**Aim of the task**:
Locate each line in the records containing "Hugos". Copy it.
* * * * * * * * *
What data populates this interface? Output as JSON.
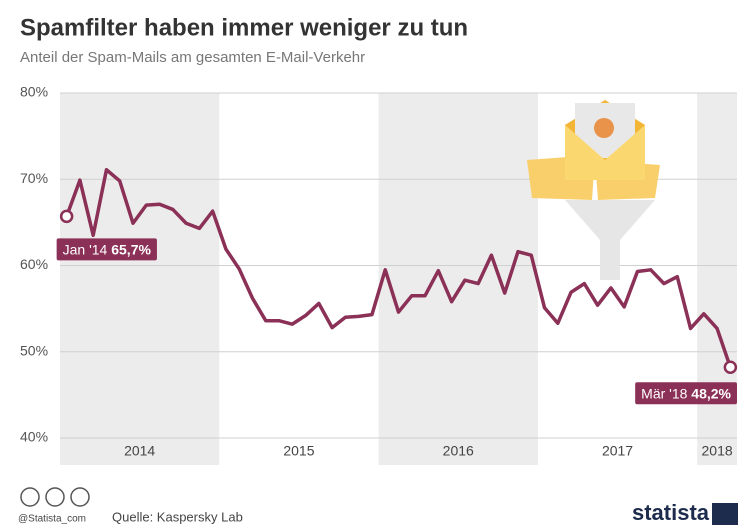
{
  "chart_data": {
    "type": "line",
    "title": "Spamfilter haben immer weniger zu tun",
    "subtitle": "Anteil der Spam-Mails am gesamten E-Mail-Verkehr",
    "categories": [
      "2014",
      null,
      null,
      null,
      null,
      null,
      null,
      null,
      null,
      null,
      null,
      null,
      "2015",
      null,
      null,
      null,
      null,
      null,
      null,
      null,
      null,
      null,
      null,
      null,
      "2016",
      null,
      null,
      null,
      null,
      null,
      null,
      null,
      null,
      null,
      null,
      null,
      "2017",
      null,
      null,
      null,
      null,
      null,
      null,
      null,
      null,
      null,
      null,
      null,
      "2018",
      null,
      null
    ],
    "values": [
      65.7,
      69.9,
      63.5,
      71.1,
      69.8,
      64.9,
      67.0,
      67.1,
      66.5,
      64.9,
      64.3,
      66.3,
      61.9,
      59.6,
      56.2,
      53.6,
      53.6,
      53.2,
      54.2,
      55.6,
      52.8,
      54.0,
      54.1,
      54.3,
      59.5,
      54.6,
      56.5,
      56.5,
      59.4,
      55.8,
      58.3,
      57.9,
      61.2,
      56.8,
      61.6,
      61.2,
      55.1,
      53.3,
      56.9,
      57.9,
      55.4,
      57.4,
      55.2,
      59.3,
      59.5,
      57.9,
      58.7,
      52.7,
      54.4,
      52.7,
      48.2
    ],
    "value_labels": [
      "65,7%",
      null,
      null,
      null,
      null,
      null,
      null,
      null,
      null,
      null,
      null,
      null,
      null,
      null,
      null,
      null,
      null,
      null,
      null,
      null,
      null,
      null,
      null,
      null,
      null,
      null,
      null,
      null,
      null,
      null,
      null,
      null,
      null,
      null,
      null,
      null,
      null,
      null,
      null,
      null,
      null,
      null,
      null,
      null,
      null,
      null,
      null,
      null,
      null,
      null,
      "48,2%"
    ],
    "point_labels": [
      "Jan '14",
      null,
      null,
      null,
      null,
      null,
      null,
      null,
      null,
      null,
      null,
      null,
      null,
      null,
      null,
      null,
      null,
      null,
      null,
      null,
      null,
      null,
      null,
      null,
      null,
      null,
      null,
      null,
      null,
      null,
      null,
      null,
      null,
      null,
      null,
      null,
      null,
      null,
      null,
      null,
      null,
      null,
      null,
      null,
      null,
      null,
      null,
      null,
      null,
      null,
      "Mär '18"
    ],
    "color": "#8b3056",
    "ylim": [
      40,
      80
    ],
    "yticks": [
      {
        "value": 40,
        "label": "40%"
      },
      {
        "value": 50,
        "label": "50%"
      },
      {
        "value": 60,
        "label": "60%"
      },
      {
        "value": 70,
        "label": "70%"
      },
      {
        "value": 80,
        "label": "80%"
      }
    ],
    "grid": true
  },
  "footer": {
    "handle": "@Statista_com",
    "source": "Quelle: Kaspersky Lab",
    "brand": "statista"
  }
}
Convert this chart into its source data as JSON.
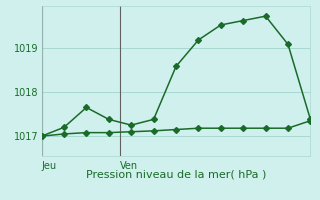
{
  "xlabel": "Pression niveau de la mer( hPa )",
  "background_color": "#cff0ec",
  "grid_color": "#a8d8d0",
  "line_color": "#1a6b2a",
  "vline_color": "#606060",
  "ylim": [
    1016.55,
    1019.95
  ],
  "yticks": [
    1017,
    1018,
    1019
  ],
  "xlim": [
    0,
    12
  ],
  "series1_x": [
    0,
    1,
    2,
    3,
    4,
    5,
    6,
    7,
    8,
    9,
    10,
    11,
    12
  ],
  "series1_y": [
    1017.0,
    1017.2,
    1017.65,
    1017.38,
    1017.25,
    1017.38,
    1018.58,
    1019.18,
    1019.52,
    1019.62,
    1019.72,
    1019.08,
    1017.38
  ],
  "series2_x": [
    0,
    1,
    2,
    3,
    4,
    5,
    6,
    7,
    8,
    9,
    10,
    11,
    12
  ],
  "series2_y": [
    1017.0,
    1017.05,
    1017.08,
    1017.08,
    1017.1,
    1017.12,
    1017.15,
    1017.18,
    1017.18,
    1017.18,
    1017.18,
    1017.18,
    1017.35
  ],
  "jeu_x": 0,
  "ven_x": 3.5,
  "jeu_label": "Jeu",
  "ven_label": "Ven",
  "xlabel_fontsize": 8,
  "ytick_fontsize": 7,
  "xtick_fontsize": 7
}
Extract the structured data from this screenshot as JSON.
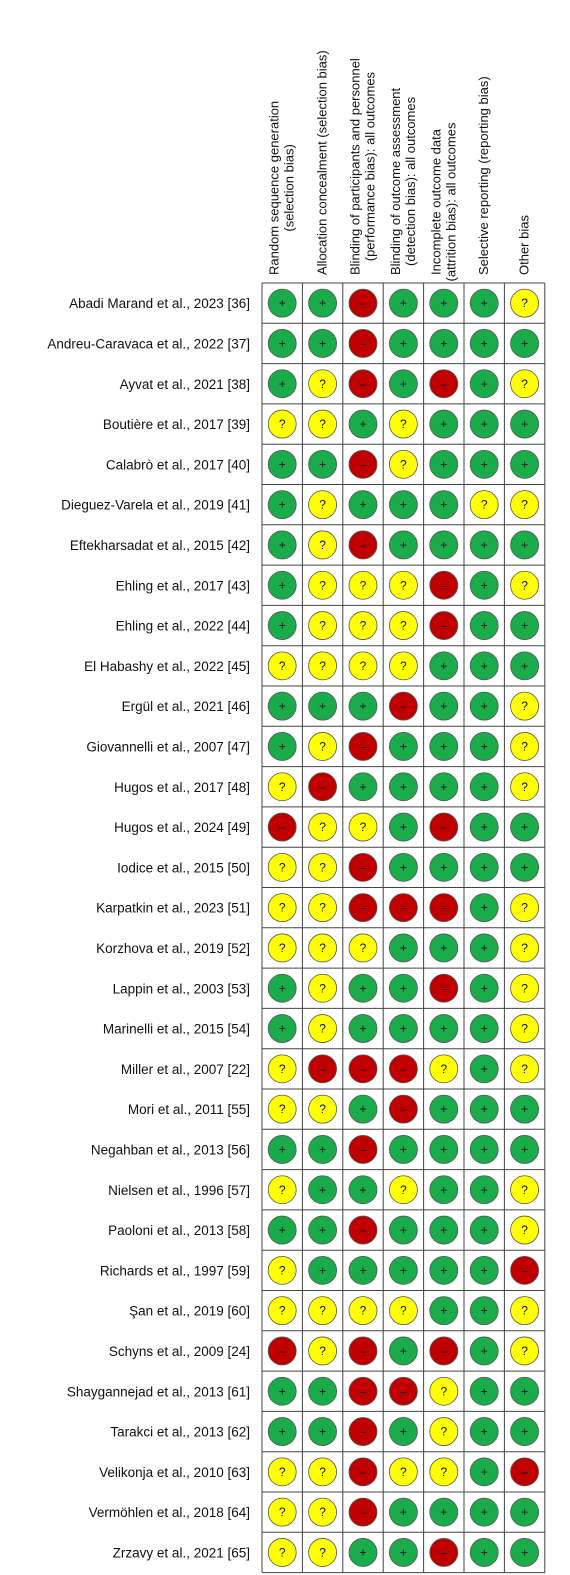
{
  "headers": [
    [
      "Random sequence generation",
      "(selection bias)"
    ],
    [
      "Allocation concealment (selection bias)"
    ],
    [
      "Blinding of participants and personnel",
      "(performance bias): all outcomes"
    ],
    [
      "Blinding of outcome assessment",
      "(detection bias): all outcomes"
    ],
    [
      "Incomplete outcome data",
      "(attrition bias): all outcomes"
    ],
    [
      "Selective reporting (reporting bias)"
    ],
    [
      "Other bias"
    ]
  ],
  "symbol_colors": {
    "+": "#1aab4b",
    "?": "#ffff00",
    "–": "#c00000"
  },
  "rows": [
    {
      "study": "Abadi Marand et al., 2023 [36]",
      "cells": [
        "+",
        "+",
        "–",
        "+",
        "+",
        "+",
        "?"
      ]
    },
    {
      "study": "Andreu-Caravaca et al., 2022 [37]",
      "cells": [
        "+",
        "+",
        "–",
        "+",
        "+",
        "+",
        "+"
      ]
    },
    {
      "study": "Ayvat et al., 2021 [38]",
      "cells": [
        "+",
        "?",
        "–",
        "+",
        "–",
        "+",
        "?"
      ]
    },
    {
      "study": "Boutière et al., 2017 [39]",
      "cells": [
        "?",
        "?",
        "+",
        "?",
        "+",
        "+",
        "+"
      ]
    },
    {
      "study": "Calabrò et al., 2017 [40]",
      "cells": [
        "+",
        "+",
        "–",
        "?",
        "+",
        "+",
        "+"
      ]
    },
    {
      "study": "Dieguez-Varela et al., 2019 [41]",
      "cells": [
        "+",
        "?",
        "+",
        "+",
        "+",
        "?",
        "?"
      ]
    },
    {
      "study": "Eftekharsadat et al., 2015 [42]",
      "cells": [
        "+",
        "?",
        "–",
        "+",
        "+",
        "+",
        "+"
      ]
    },
    {
      "study": "Ehling et al., 2017 [43]",
      "cells": [
        "+",
        "?",
        "?",
        "?",
        "–",
        "+",
        "?"
      ]
    },
    {
      "study": "Ehling et al., 2022 [44]",
      "cells": [
        "+",
        "?",
        "?",
        "?",
        "–",
        "+",
        "+"
      ]
    },
    {
      "study": "El Habashy et al., 2022 [45]",
      "cells": [
        "?",
        "?",
        "?",
        "?",
        "+",
        "+",
        "+"
      ]
    },
    {
      "study": "Ergül et al., 2021 [46]",
      "cells": [
        "+",
        "+",
        "+",
        "–",
        "+",
        "+",
        "?"
      ]
    },
    {
      "study": "Giovannelli et al., 2007 [47]",
      "cells": [
        "+",
        "?",
        "–",
        "+",
        "+",
        "+",
        "?"
      ]
    },
    {
      "study": "Hugos et al., 2017 [48]",
      "cells": [
        "?",
        "–",
        "+",
        "+",
        "+",
        "+",
        "?"
      ]
    },
    {
      "study": "Hugos et al., 2024 [49]",
      "cells": [
        "–",
        "?",
        "?",
        "+",
        "–",
        "+",
        "+"
      ]
    },
    {
      "study": "Iodice et al., 2015 [50]",
      "cells": [
        "?",
        "?",
        "–",
        "+",
        "+",
        "+",
        "+"
      ]
    },
    {
      "study": "Karpatkin et al., 2023 [51]",
      "cells": [
        "?",
        "?",
        "–",
        "–",
        "–",
        "+",
        "?"
      ]
    },
    {
      "study": "Korzhova et al., 2019 [52]",
      "cells": [
        "?",
        "?",
        "?",
        "+",
        "+",
        "+",
        "?"
      ]
    },
    {
      "study": "Lappin et al., 2003 [53]",
      "cells": [
        "+",
        "?",
        "+",
        "+",
        "–",
        "+",
        "?"
      ]
    },
    {
      "study": "Marinelli et al., 2015 [54]",
      "cells": [
        "+",
        "?",
        "+",
        "+",
        "+",
        "+",
        "?"
      ]
    },
    {
      "study": "Miller et al., 2007 [22]",
      "cells": [
        "?",
        "–",
        "–",
        "–",
        "?",
        "+",
        "?"
      ]
    },
    {
      "study": "Mori et al., 2011 [55]",
      "cells": [
        "?",
        "?",
        "+",
        "–",
        "+",
        "+",
        "+"
      ]
    },
    {
      "study": "Negahban et al., 2013 [56]",
      "cells": [
        "+",
        "+",
        "–",
        "+",
        "+",
        "+",
        "+"
      ]
    },
    {
      "study": "Nielsen et al., 1996 [57]",
      "cells": [
        "?",
        "+",
        "+",
        "?",
        "+",
        "+",
        "?"
      ]
    },
    {
      "study": "Paoloni et al., 2013 [58]",
      "cells": [
        "+",
        "+",
        "–",
        "+",
        "+",
        "+",
        "?"
      ]
    },
    {
      "study": "Richards et al., 1997 [59]",
      "cells": [
        "?",
        "+",
        "+",
        "+",
        "+",
        "+",
        "–"
      ]
    },
    {
      "study": "Şan et al., 2019 [60]",
      "cells": [
        "?",
        "?",
        "?",
        "?",
        "+",
        "+",
        "?"
      ]
    },
    {
      "study": "Schyns et al., 2009 [24]",
      "cells": [
        "–",
        "?",
        "–",
        "+",
        "–",
        "+",
        "?"
      ]
    },
    {
      "study": "Shaygannejad et al., 2013 [61]",
      "cells": [
        "+",
        "+",
        "–",
        "–",
        "?",
        "+",
        "+"
      ]
    },
    {
      "study": "Tarakci et al., 2013 [62]",
      "cells": [
        "+",
        "+",
        "–",
        "+",
        "?",
        "+",
        "+"
      ]
    },
    {
      "study": "Velikonja et al., 2010 [63]",
      "cells": [
        "?",
        "?",
        "–",
        "?",
        "?",
        "+",
        "–"
      ]
    },
    {
      "study": "Vermöhlen et al., 2018 [64]",
      "cells": [
        "?",
        "?",
        "–",
        "+",
        "+",
        "+",
        "+"
      ]
    },
    {
      "study": "Zrzavy et al., 2021 [65]",
      "cells": [
        "?",
        "?",
        "+",
        "+",
        "–",
        "+",
        "+"
      ]
    }
  ]
}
* * * * * * * * *
**Solution for this exercise**:
      "study": "Hugos et al., 2017 [48]",
      "study": "Hugos et al., 2024 [49]",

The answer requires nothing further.